# Required task
Every line must be returned precisely as it is written.

# Recorded information
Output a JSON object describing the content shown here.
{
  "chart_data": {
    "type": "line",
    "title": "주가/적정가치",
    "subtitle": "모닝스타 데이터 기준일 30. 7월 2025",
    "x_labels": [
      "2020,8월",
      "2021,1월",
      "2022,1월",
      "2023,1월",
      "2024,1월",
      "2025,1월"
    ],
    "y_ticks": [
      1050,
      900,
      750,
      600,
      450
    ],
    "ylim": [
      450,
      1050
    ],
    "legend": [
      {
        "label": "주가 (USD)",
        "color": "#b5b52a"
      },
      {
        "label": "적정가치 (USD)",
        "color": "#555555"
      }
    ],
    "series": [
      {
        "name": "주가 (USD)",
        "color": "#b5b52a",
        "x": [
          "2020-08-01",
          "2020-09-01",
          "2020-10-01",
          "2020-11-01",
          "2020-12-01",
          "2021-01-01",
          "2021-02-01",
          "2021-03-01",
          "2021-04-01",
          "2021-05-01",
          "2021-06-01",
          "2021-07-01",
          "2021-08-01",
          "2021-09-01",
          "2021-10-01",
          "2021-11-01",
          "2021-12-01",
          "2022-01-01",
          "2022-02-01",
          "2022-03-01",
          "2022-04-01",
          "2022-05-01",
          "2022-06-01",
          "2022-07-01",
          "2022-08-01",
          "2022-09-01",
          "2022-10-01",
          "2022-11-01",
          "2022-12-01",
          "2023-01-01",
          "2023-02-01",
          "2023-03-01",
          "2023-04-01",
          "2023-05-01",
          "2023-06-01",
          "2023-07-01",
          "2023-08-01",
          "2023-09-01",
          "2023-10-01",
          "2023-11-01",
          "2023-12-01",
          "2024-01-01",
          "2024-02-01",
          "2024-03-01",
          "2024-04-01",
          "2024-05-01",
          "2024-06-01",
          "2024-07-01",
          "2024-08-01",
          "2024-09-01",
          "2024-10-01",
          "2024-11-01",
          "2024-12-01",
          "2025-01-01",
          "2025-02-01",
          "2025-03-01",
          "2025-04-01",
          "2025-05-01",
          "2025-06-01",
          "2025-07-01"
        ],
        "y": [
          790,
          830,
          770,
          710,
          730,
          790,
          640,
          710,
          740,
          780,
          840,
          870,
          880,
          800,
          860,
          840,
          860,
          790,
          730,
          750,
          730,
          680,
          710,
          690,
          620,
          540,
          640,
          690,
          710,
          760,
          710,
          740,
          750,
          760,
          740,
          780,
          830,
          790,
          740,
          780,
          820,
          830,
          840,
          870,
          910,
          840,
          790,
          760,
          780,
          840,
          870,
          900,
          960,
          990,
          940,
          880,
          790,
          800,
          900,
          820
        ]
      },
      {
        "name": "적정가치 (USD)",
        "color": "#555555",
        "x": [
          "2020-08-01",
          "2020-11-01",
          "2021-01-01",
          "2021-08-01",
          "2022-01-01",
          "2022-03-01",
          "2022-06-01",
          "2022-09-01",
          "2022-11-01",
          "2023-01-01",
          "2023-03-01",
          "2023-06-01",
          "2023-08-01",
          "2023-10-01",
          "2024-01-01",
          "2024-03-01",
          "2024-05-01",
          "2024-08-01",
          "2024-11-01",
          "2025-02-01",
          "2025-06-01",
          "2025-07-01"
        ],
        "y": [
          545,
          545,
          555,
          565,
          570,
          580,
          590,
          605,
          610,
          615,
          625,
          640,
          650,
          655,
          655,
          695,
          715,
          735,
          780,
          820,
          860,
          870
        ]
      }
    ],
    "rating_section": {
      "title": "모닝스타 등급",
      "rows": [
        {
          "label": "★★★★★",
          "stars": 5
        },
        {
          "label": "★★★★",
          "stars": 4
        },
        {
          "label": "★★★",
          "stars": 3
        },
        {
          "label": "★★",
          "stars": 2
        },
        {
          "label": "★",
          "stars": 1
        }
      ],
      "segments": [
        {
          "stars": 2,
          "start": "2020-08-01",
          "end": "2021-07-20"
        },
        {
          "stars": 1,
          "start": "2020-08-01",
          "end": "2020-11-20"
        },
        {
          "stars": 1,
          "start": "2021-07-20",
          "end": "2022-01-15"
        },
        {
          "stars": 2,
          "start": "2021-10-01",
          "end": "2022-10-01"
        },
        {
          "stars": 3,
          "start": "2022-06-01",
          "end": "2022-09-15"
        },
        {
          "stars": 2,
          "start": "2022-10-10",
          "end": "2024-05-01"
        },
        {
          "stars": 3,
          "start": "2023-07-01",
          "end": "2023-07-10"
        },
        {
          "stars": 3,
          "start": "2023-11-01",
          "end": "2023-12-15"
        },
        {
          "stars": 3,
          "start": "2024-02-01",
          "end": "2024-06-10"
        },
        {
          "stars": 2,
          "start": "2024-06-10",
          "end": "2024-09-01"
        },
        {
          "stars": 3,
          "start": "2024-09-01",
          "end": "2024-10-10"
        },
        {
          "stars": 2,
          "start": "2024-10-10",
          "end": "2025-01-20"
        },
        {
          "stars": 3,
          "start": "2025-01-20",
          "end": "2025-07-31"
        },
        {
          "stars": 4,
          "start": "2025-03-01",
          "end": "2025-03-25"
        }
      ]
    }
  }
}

# Written solution
Output a JSON object describing the content shown here.
{
  "chart_data": {
    "type": "line",
    "title": "주가/적정가치",
    "subtitle": "모닝스타 데이터 기준일 30. 7월 2025",
    "x_labels": [
      "2020,8월",
      "2021,1월",
      "2022,1월",
      "2023,1월",
      "2024,1월",
      "2025,1월"
    ],
    "y_ticks": [
      1050,
      900,
      750,
      600,
      450
    ],
    "ylim": [
      450,
      1050
    ],
    "legend": [
      {
        "label": "주가 (USD)",
        "color": "#b5b52a"
      },
      {
        "label": "적정가치 (USD)",
        "color": "#555555"
      }
    ],
    "series": [
      {
        "name": "주가 (USD)",
        "color": "#b5b52a",
        "x": [
          "2020-08-01",
          "2020-09-01",
          "2020-10-01",
          "2020-11-01",
          "2020-12-01",
          "2021-01-01",
          "2021-02-01",
          "2021-03-01",
          "2021-04-01",
          "2021-05-01",
          "2021-06-01",
          "2021-07-01",
          "2021-08-01",
          "2021-09-01",
          "2021-10-01",
          "2021-11-01",
          "2021-12-01",
          "2022-01-01",
          "2022-02-01",
          "2022-03-01",
          "2022-04-01",
          "2022-05-01",
          "2022-06-01",
          "2022-07-01",
          "2022-08-01",
          "2022-09-01",
          "2022-10-01",
          "2022-11-01",
          "2022-12-01",
          "2023-01-01",
          "2023-02-01",
          "2023-03-01",
          "2023-04-01",
          "2023-05-01",
          "2023-06-01",
          "2023-07-01",
          "2023-08-01",
          "2023-09-01",
          "2023-10-01",
          "2023-11-01",
          "2023-12-01",
          "2024-01-01",
          "2024-02-01",
          "2024-03-01",
          "2024-04-01",
          "2024-05-01",
          "2024-06-01",
          "2024-07-01",
          "2024-08-01",
          "2024-09-01",
          "2024-10-01",
          "2024-11-01",
          "2024-12-01",
          "2025-01-01",
          "2025-02-01",
          "2025-03-01",
          "2025-04-01",
          "2025-05-01",
          "2025-06-01",
          "2025-07-01"
        ],
        "y": [
          790,
          830,
          770,
          710,
          730,
          790,
          640,
          710,
          740,
          780,
          840,
          870,
          880,
          800,
          860,
          840,
          860,
          790,
          730,
          750,
          730,
          680,
          710,
          690,
          620,
          540,
          640,
          690,
          710,
          760,
          710,
          740,
          750,
          760,
          740,
          780,
          830,
          790,
          740,
          780,
          820,
          830,
          840,
          870,
          910,
          840,
          790,
          760,
          780,
          840,
          870,
          900,
          960,
          990,
          940,
          880,
          790,
          800,
          900,
          820
        ]
      },
      {
        "name": "적정가치 (USD)",
        "color": "#555555",
        "x": [
          "2020-08-01",
          "2020-11-01",
          "2021-01-01",
          "2021-08-01",
          "2022-01-01",
          "2022-03-01",
          "2022-06-01",
          "2022-09-01",
          "2022-11-01",
          "2023-01-01",
          "2023-03-01",
          "2023-06-01",
          "2023-08-01",
          "2023-10-01",
          "2024-01-01",
          "2024-03-01",
          "2024-05-01",
          "2024-08-01",
          "2024-11-01",
          "2025-02-01",
          "2025-06-01",
          "2025-07-01"
        ],
        "y": [
          545,
          545,
          555,
          565,
          570,
          580,
          590,
          605,
          610,
          615,
          625,
          640,
          650,
          655,
          655,
          695,
          715,
          735,
          780,
          820,
          860,
          870
        ]
      }
    ],
    "rating_section": {
      "title": "모닝스타 등급",
      "rows": [
        {
          "label": "★★★★★",
          "stars": 5
        },
        {
          "label": "★★★★",
          "stars": 4
        },
        {
          "label": "★★★",
          "stars": 3
        },
        {
          "label": "★★",
          "stars": 2
        },
        {
          "label": "★",
          "stars": 1
        }
      ],
      "segments": [
        {
          "stars": 2,
          "start": "2020-08-01",
          "end": "2021-07-20"
        },
        {
          "stars": 1,
          "start": "2020-08-01",
          "end": "2020-11-20"
        },
        {
          "stars": 1,
          "start": "2021-07-20",
          "end": "2022-01-15"
        },
        {
          "stars": 2,
          "start": "2021-10-01",
          "end": "2022-10-01"
        },
        {
          "stars": 3,
          "start": "2022-06-01",
          "end": "2022-09-15"
        },
        {
          "stars": 2,
          "start": "2022-10-10",
          "end": "2024-05-01"
        },
        {
          "stars": 3,
          "start": "2023-07-01",
          "end": "2023-07-10"
        },
        {
          "stars": 3,
          "start": "2023-11-01",
          "end": "2023-12-15"
        },
        {
          "stars": 3,
          "start": "2024-02-01",
          "end": "2024-06-10"
        },
        {
          "stars": 2,
          "start": "2024-06-10",
          "end": "2024-09-01"
        },
        {
          "stars": 3,
          "start": "2024-09-01",
          "end": "2024-10-10"
        },
        {
          "stars": 2,
          "start": "2024-10-10",
          "end": "2025-01-20"
        },
        {
          "stars": 3,
          "start": "2025-01-20",
          "end": "2025-07-31"
        },
        {
          "stars": 4,
          "start": "2025-03-01",
          "end": "2025-03-25"
        }
      ]
    }
  }
}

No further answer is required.